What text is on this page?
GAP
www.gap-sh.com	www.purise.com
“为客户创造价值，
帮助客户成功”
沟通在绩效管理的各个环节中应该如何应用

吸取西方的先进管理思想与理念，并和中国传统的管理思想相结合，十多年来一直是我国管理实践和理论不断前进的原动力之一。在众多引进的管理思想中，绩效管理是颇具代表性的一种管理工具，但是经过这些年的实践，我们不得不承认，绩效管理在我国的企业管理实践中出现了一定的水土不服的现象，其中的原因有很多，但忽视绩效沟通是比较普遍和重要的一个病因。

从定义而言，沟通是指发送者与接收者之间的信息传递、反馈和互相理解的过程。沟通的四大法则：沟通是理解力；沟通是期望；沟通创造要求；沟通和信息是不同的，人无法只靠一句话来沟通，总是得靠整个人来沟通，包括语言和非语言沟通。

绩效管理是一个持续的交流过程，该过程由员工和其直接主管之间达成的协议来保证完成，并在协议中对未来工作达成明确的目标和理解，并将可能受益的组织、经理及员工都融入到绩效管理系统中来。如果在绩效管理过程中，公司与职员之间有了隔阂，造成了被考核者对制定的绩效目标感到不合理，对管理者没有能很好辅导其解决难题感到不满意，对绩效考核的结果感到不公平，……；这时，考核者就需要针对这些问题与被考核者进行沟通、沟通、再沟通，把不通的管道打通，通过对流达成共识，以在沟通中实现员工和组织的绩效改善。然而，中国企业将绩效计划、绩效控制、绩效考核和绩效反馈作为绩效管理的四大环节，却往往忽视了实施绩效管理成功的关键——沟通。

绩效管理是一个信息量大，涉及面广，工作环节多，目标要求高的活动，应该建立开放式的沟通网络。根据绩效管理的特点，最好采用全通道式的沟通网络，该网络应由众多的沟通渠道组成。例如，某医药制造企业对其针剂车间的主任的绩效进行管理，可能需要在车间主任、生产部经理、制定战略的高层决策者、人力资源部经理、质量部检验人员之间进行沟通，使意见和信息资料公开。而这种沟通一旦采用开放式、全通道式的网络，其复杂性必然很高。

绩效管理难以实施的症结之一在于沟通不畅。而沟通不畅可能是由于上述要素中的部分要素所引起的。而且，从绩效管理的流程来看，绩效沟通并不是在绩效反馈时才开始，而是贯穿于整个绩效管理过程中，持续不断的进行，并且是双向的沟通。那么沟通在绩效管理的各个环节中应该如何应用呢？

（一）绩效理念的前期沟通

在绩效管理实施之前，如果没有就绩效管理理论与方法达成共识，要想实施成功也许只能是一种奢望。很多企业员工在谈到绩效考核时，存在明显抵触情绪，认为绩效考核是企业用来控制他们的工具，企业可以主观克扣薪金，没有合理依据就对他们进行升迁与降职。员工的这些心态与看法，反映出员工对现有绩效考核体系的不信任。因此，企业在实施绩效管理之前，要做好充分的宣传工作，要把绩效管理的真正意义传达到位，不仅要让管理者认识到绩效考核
=======
Aim of the exercise >> Write out the entire listing exactly.

Task solution >>
What text is on this page?
GAP
www.gap-sh.com	www.purise.com
“为客户创造价值，
帮助客户成功”
沟通在绩效管理的各个环节中应该如何应用

吸取西方的先进管理思想与理念，并和中国传统的管理思想相结合，十多年来一直是我国管理实践和理论不断前进的原动力之一。在众多引进的管理思想中，绩效管理是颇具代表性的一种管理工具，但是经过这些年的实践，我们不得不承认，绩效管理在我国的企业管理实践中出现了一定的水土不服的现象，其中的原因有很多，但忽视绩效沟通是比较普遍和重要的一个病因。

从定义而言，沟通是指发送者与接收者之间的信息传递、反馈和互相理解的过程。沟通的四大法则：沟通是理解力；沟通是期望；沟通创造要求；沟通和信息是不同的，人无法只靠一句话来沟通，总是得靠整个人来沟通，包括语言和非语言沟通。

绩效管理是一个持续的交流过程，该过程由员工和其直接主管之间达成的协议来保证完成，并在协议中对未来工作达成明确的目标和理解，并将可能受益的组织、经理及员工都融入到绩效管理系统中来。如果在绩效管理过程中，公司与职员之间有了隔阂，造成了被考核者对制定的绩效目标感到不合理，对管理者没有能很好辅导其解决难题感到不满意，对绩效考核的结果感到不公平，……；这时，考核者就需要针对这些问题与被考核者进行沟通、沟通、再沟通，把不通的管道打通，通过对流达成共识，以在沟通中实现员工和组织的绩效改善。然而，中国企业将绩效计划、绩效控制、绩效考核和绩效反馈作为绩效管理的四大环节，却往往忽视了实施绩效管理成功的关键——沟通。

绩效管理是一个信息量大，涉及面广，工作环节多，目标要求高的活动，应该建立开放式的沟通网络。根据绩效管理的特点，最好采用全通道式的沟通网络，该网络应由众多的沟通渠道组成。例如，某医药制造企业对其针剂车间的主任的绩效进行管理，可能需要在车间主任、生产部经理、制定战略的高层决策者、人力资源部经理、质量部检验人员之间进行沟通，使意见和信息资料公开。而这种沟通一旦采用开放式、全通道式的网络，其复杂性必然很高。

绩效管理难以实施的症结之一在于沟通不畅。而沟通不畅可能是由于上述要素中的部分要素所引起的。而且，从绩效管理的流程来看，绩效沟通并不是在绩效反馈时才开始，而是贯穿于整个绩效管理过程中，持续不断的进行，并且是双向的沟通。那么沟通在绩效管理的各个环节中应该如何应用呢？

（一）绩效理念的前期沟通

在绩效管理实施之前，如果没有就绩效管理理论与方法达成共识，要想实施成功也许只能是一种奢望。很多企业员工在谈到绩效考核时，存在明显抵触情绪，认为绩效考核是企业用来控制他们的工具，企业可以主观克扣薪金，没有合理依据就对他们进行升迁与降职。员工的这些心态与看法，反映出员工对现有绩效考核体系的不信任。因此，企业在实施绩效管理之前，要做好充分的宣传工作，要把绩效管理的真正意义传达到位，不仅要让管理者认识到绩效考核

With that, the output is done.